> _EXERCISE BRIEF_
Could you reproduce every line of the material below, character for character, leaving the pictures out?

> _EXERCISE MATERIALS_
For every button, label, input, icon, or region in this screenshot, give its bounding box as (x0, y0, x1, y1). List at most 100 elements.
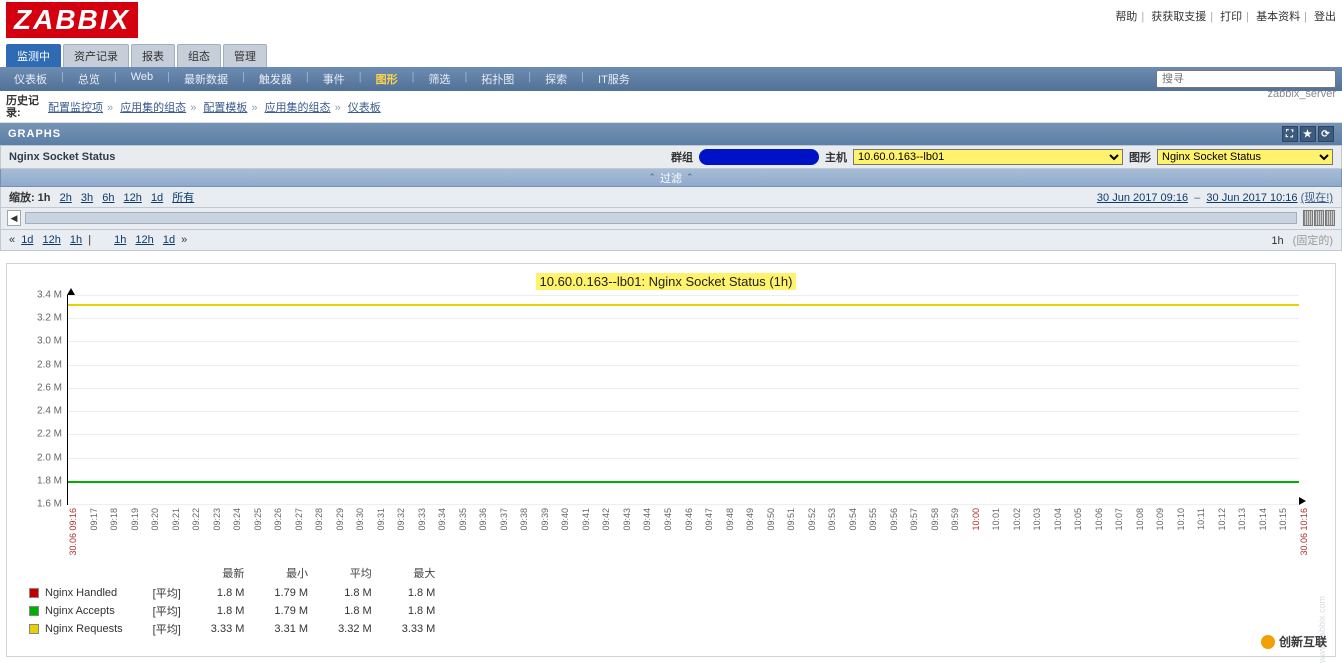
crumb-2[interactable]: 配置模板 (203, 102, 247, 114)
time-from[interactable]: 30 Jun 2017 09:16 (1097, 192, 1188, 204)
subnav-web[interactable]: Web (123, 67, 161, 91)
x-tick: 10:10 (1176, 508, 1186, 531)
nav-back-1d[interactable]: 1d (21, 234, 33, 246)
tab-reports[interactable]: 报表 (131, 44, 175, 67)
x-tick: 09:25 (253, 508, 263, 531)
fullscreen-icon[interactable]: ⛶ (1282, 126, 1298, 142)
x-tick: 09:57 (909, 508, 919, 531)
scroll-handle-left[interactable] (1303, 210, 1313, 226)
crumb-3[interactable]: 应用集的组态 (265, 102, 331, 114)
refresh-icon[interactable]: ⟳ (1318, 126, 1334, 142)
zoom-3h[interactable]: 3h (81, 192, 93, 204)
x-tick: 10:11 (1196, 508, 1206, 530)
x-tick: 09:24 (232, 508, 242, 531)
tab-configuration[interactable]: 组态 (177, 44, 221, 67)
zoom-all[interactable]: 所有 (172, 192, 194, 204)
zoom-1d[interactable]: 1d (151, 192, 163, 204)
favorite-icon[interactable]: ★ (1300, 126, 1316, 142)
y-tick: 2.0 M (37, 452, 62, 463)
zoom-1h[interactable]: 1h (38, 192, 51, 204)
x-tick: 09:51 (786, 508, 796, 531)
tab-monitoring[interactable]: 监测中 (6, 44, 61, 67)
y-tick: 2.4 M (37, 406, 62, 417)
crumb-4[interactable]: 仪表板 (348, 102, 381, 114)
search-input[interactable] (1156, 70, 1336, 88)
x-tick: 10:09 (1155, 508, 1165, 531)
link-logout[interactable]: 登出 (1314, 11, 1336, 23)
time-scrollbar[interactable]: ◀ (0, 208, 1342, 230)
subnav-events[interactable]: 事件 (315, 67, 353, 91)
chart-plot: 1.6 M1.8 M2.0 M2.2 M2.4 M2.6 M2.8 M3.0 M… (67, 295, 1299, 505)
scroll-handle-end[interactable] (1325, 210, 1335, 226)
tab-inventory[interactable]: 资产记录 (63, 44, 129, 67)
x-tick: 09:38 (519, 508, 529, 531)
scroll-left-icon[interactable]: ◀ (7, 210, 21, 226)
zoom-2h[interactable]: 2h (60, 192, 72, 204)
brand-watermark: 创新互联 (1261, 633, 1327, 650)
search-box (1156, 70, 1336, 88)
scroll-handle-right[interactable] (1314, 210, 1324, 226)
x-tick: 09:44 (642, 508, 652, 531)
x-tick: 09:31 (376, 508, 386, 531)
zoom-12h[interactable]: 12h (124, 192, 142, 204)
y-tick: 1.8 M (37, 475, 62, 486)
x-tick: 09:21 (171, 508, 181, 531)
legend-row: Nginx Handled[平均]1.8 M1.79 M1.8 M1.8 M (27, 585, 449, 601)
x-tick: 10:05 (1073, 508, 1083, 531)
x-tick: 10:03 (1032, 508, 1042, 531)
x-tick: 30.06 10:16 (1299, 508, 1309, 556)
nav-fwd-1d[interactable]: 1d (163, 234, 175, 246)
y-tick: 1.6 M (37, 499, 62, 510)
link-print[interactable]: 打印 (1220, 11, 1242, 23)
crumb-0[interactable]: 配置监控项 (48, 102, 103, 114)
nav-duration: 1h (1271, 235, 1283, 247)
nav-back-12h[interactable]: 12h (43, 234, 61, 246)
legend-swatch (29, 624, 39, 634)
zoom-6h[interactable]: 6h (102, 192, 114, 204)
nav-back-1h[interactable]: 1h (70, 234, 82, 246)
link-help[interactable]: 帮助 (1115, 11, 1137, 23)
subnav-overview[interactable]: 总览 (70, 67, 108, 91)
x-tick: 09:18 (109, 508, 119, 531)
filter-collapse[interactable]: ⌃ 过滤 ⌃ (0, 169, 1342, 187)
legend-row: Nginx Accepts[平均]1.8 M1.79 M1.8 M1.8 M (27, 603, 449, 619)
subnav-maps[interactable]: 拓扑图 (473, 67, 522, 91)
nav-fixed: (固定的) (1293, 235, 1333, 247)
nav-prefix: « (9, 234, 15, 246)
tab-administration[interactable]: 管理 (223, 44, 267, 67)
subnav-graphs[interactable]: 图形 (368, 67, 406, 91)
series-line (68, 304, 1299, 306)
history-label: 历史记录: (6, 95, 48, 119)
chart-container: 10.60.0.163--lb01: Nginx Socket Status (… (6, 263, 1336, 657)
section-title: GRAPHS (8, 128, 61, 140)
graph-select[interactable]: Nginx Socket Status (1157, 149, 1333, 165)
x-tick: 09:55 (868, 508, 878, 531)
subnav-dashboard[interactable]: 仪表板 (6, 67, 55, 91)
x-tick: 10:14 (1258, 508, 1268, 531)
x-tick: 10:08 (1135, 508, 1145, 531)
scroll-track[interactable] (25, 212, 1297, 224)
nav-fwd-12h[interactable]: 12h (135, 234, 153, 246)
x-tick: 10:12 (1217, 508, 1227, 531)
subnav-latest[interactable]: 最新数据 (176, 67, 236, 91)
x-tick: 09:59 (950, 508, 960, 531)
x-tick: 09:30 (355, 508, 365, 531)
crumb-1[interactable]: 应用集的组态 (120, 102, 186, 114)
x-tick: 09:23 (212, 508, 222, 531)
sub-nav: 仪表板| 总览| Web| 最新数据| 触发器| 事件| 图形| 筛选| 拓扑图… (0, 67, 1342, 91)
host-select[interactable]: 10.60.0.163--lb01 (853, 149, 1123, 165)
x-tick: 09:47 (704, 508, 714, 531)
subnav-discovery[interactable]: 探索 (537, 67, 575, 91)
x-tick: 09:19 (130, 508, 140, 531)
nav-fwd-1h[interactable]: 1h (114, 234, 126, 246)
link-support[interactable]: 获获取支援 (1151, 11, 1206, 23)
x-tick: 09:22 (191, 508, 201, 531)
time-to[interactable]: 30 Jun 2017 10:16 (1206, 192, 1297, 204)
link-profile[interactable]: 基本资料 (1256, 11, 1300, 23)
subnav-triggers[interactable]: 触发器 (251, 67, 300, 91)
page-title: Nginx Socket Status (9, 151, 115, 163)
subnav-screens[interactable]: 筛选 (420, 67, 458, 91)
time-now[interactable]: (现在!) (1301, 192, 1333, 204)
subnav-itservices[interactable]: IT服务 (590, 67, 638, 91)
x-tick: 09:39 (540, 508, 550, 531)
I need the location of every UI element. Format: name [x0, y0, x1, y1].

> _TASK OUTPUT_
For every button, label, input, icon, or region in this screenshot, give its bounding box as (x0, y0, x1, y1). List at most 100 elements.
crumb-2[interactable]: 配置模板 (203, 102, 247, 114)
time-from[interactable]: 30 Jun 2017 09:16 (1097, 192, 1188, 204)
subnav-web[interactable]: Web (123, 67, 161, 91)
x-tick: 10:10 (1176, 508, 1186, 531)
nav-back-1d[interactable]: 1d (21, 234, 33, 246)
tab-reports[interactable]: 报表 (131, 44, 175, 67)
x-tick: 09:25 (253, 508, 263, 531)
fullscreen-icon[interactable]: ⛶ (1282, 126, 1298, 142)
x-tick: 09:57 (909, 508, 919, 531)
scroll-handle-left[interactable] (1303, 210, 1313, 226)
crumb-3[interactable]: 应用集的组态 (265, 102, 331, 114)
refresh-icon[interactable]: ⟳ (1318, 126, 1334, 142)
zoom-3h[interactable]: 3h (81, 192, 93, 204)
x-tick: 10:11 (1196, 508, 1206, 530)
x-tick: 09:24 (232, 508, 242, 531)
tab-configuration[interactable]: 组态 (177, 44, 221, 67)
zoom-all[interactable]: 所有 (172, 192, 194, 204)
zoom-1d[interactable]: 1d (151, 192, 163, 204)
favorite-icon[interactable]: ★ (1300, 126, 1316, 142)
y-tick: 2.0 M (37, 452, 62, 463)
zoom-1h[interactable]: 1h (38, 192, 51, 204)
x-tick: 09:51 (786, 508, 796, 531)
tab-monitoring[interactable]: 监测中 (6, 44, 61, 67)
y-tick: 2.4 M (37, 406, 62, 417)
crumb-4[interactable]: 仪表板 (348, 102, 381, 114)
search-input[interactable] (1156, 70, 1336, 88)
x-tick: 10:09 (1155, 508, 1165, 531)
link-logout[interactable]: 登出 (1314, 11, 1336, 23)
time-scrollbar[interactable]: ◀ (0, 208, 1342, 230)
subnav-events[interactable]: 事件 (315, 67, 353, 91)
chart-plot: 1.6 M1.8 M2.0 M2.2 M2.4 M2.6 M2.8 M3.0 M… (67, 295, 1299, 505)
scroll-handle-end[interactable] (1325, 210, 1335, 226)
tab-inventory[interactable]: 资产记录 (63, 44, 129, 67)
x-tick: 09:38 (519, 508, 529, 531)
scroll-left-icon[interactable]: ◀ (7, 210, 21, 226)
zoom-2h[interactable]: 2h (60, 192, 72, 204)
brand-watermark: 创新互联 (1261, 633, 1327, 650)
search-box (1156, 70, 1336, 88)
scroll-handle-right[interactable] (1314, 210, 1324, 226)
x-tick: 09:44 (642, 508, 652, 531)
x-tick: 09:31 (376, 508, 386, 531)
zoom-12h[interactable]: 12h (124, 192, 142, 204)
y-tick: 1.8 M (37, 475, 62, 486)
x-tick: 09:21 (171, 508, 181, 531)
legend-row: Nginx Handled[平均]1.8 M1.79 M1.8 M1.8 M (27, 585, 449, 601)
x-tick: 10:05 (1073, 508, 1083, 531)
x-tick: 10:03 (1032, 508, 1042, 531)
x-tick: 30.06 10:16 (1299, 508, 1309, 556)
nav-fwd-1d[interactable]: 1d (163, 234, 175, 246)
y-tick: 1.6 M (37, 499, 62, 510)
link-print[interactable]: 打印 (1220, 11, 1242, 23)
crumb-0[interactable]: 配置监控项 (48, 102, 103, 114)
nav-duration: 1h (1271, 235, 1283, 247)
nav-back-12h[interactable]: 12h (43, 234, 61, 246)
legend-swatch (29, 624, 39, 634)
zoom-6h[interactable]: 6h (102, 192, 114, 204)
nav-back-1h[interactable]: 1h (70, 234, 82, 246)
link-help[interactable]: 帮助 (1115, 11, 1137, 23)
subnav-overview[interactable]: 总览 (70, 67, 108, 91)
x-tick: 09:18 (109, 508, 119, 531)
filter-collapse[interactable]: ⌃ 过滤 ⌃ (0, 169, 1342, 187)
legend-row: Nginx Accepts[平均]1.8 M1.79 M1.8 M1.8 M (27, 603, 449, 619)
subnav-maps[interactable]: 拓扑图 (473, 67, 522, 91)
nav-fixed: (固定的) (1293, 235, 1333, 247)
nav-prefix: « (9, 234, 15, 246)
tab-administration[interactable]: 管理 (223, 44, 267, 67)
subnav-graphs[interactable]: 图形 (368, 67, 406, 91)
series-line (68, 304, 1299, 306)
history-label: 历史记录: (6, 95, 48, 119)
chart-container: 10.60.0.163--lb01: Nginx Socket Status (… (6, 263, 1336, 657)
section-title: GRAPHS (8, 128, 61, 140)
graph-select[interactable]: Nginx Socket Status (1157, 149, 1333, 165)
x-tick: 09:55 (868, 508, 878, 531)
subnav-dashboard[interactable]: 仪表板 (6, 67, 55, 91)
x-tick: 10:14 (1258, 508, 1268, 531)
x-tick: 10:08 (1135, 508, 1145, 531)
scroll-track[interactable] (25, 212, 1297, 224)
nav-fwd-12h[interactable]: 12h (135, 234, 153, 246)
x-tick: 10:12 (1217, 508, 1227, 531)
subnav-latest[interactable]: 最新数据 (176, 67, 236, 91)
x-tick: 09:59 (950, 508, 960, 531)
x-tick: 09:30 (355, 508, 365, 531)
crumb-1[interactable]: 应用集的组态 (120, 102, 186, 114)
x-tick: 09:23 (212, 508, 222, 531)
sub-nav: 仪表板| 总览| Web| 最新数据| 触发器| 事件| 图形| 筛选| 拓扑图… (0, 67, 1342, 91)
host-select[interactable]: 10.60.0.163--lb01 (853, 149, 1123, 165)
x-tick: 09:47 (704, 508, 714, 531)
subnav-discovery[interactable]: 探索 (537, 67, 575, 91)
x-tick: 09:19 (130, 508, 140, 531)
nav-fwd-1h[interactable]: 1h (114, 234, 126, 246)
link-support[interactable]: 获获取支援 (1151, 11, 1206, 23)
x-tick: 09:22 (191, 508, 201, 531)
time-to[interactable]: 30 Jun 2017 10:16 (1206, 192, 1297, 204)
link-profile[interactable]: 基本资料 (1256, 11, 1300, 23)
subnav-triggers[interactable]: 触发器 (251, 67, 300, 91)
page-title: Nginx Socket Status (9, 151, 115, 163)
subnav-screens[interactable]: 筛选 (420, 67, 458, 91)
time-now[interactable]: (现在!) (1301, 192, 1333, 204)
subnav-itservices[interactable]: IT服务 (590, 67, 638, 91)
x-tick: 09:39 (540, 508, 550, 531)
I need the location of every UI element. Format: name [x0, y0, x1, y1].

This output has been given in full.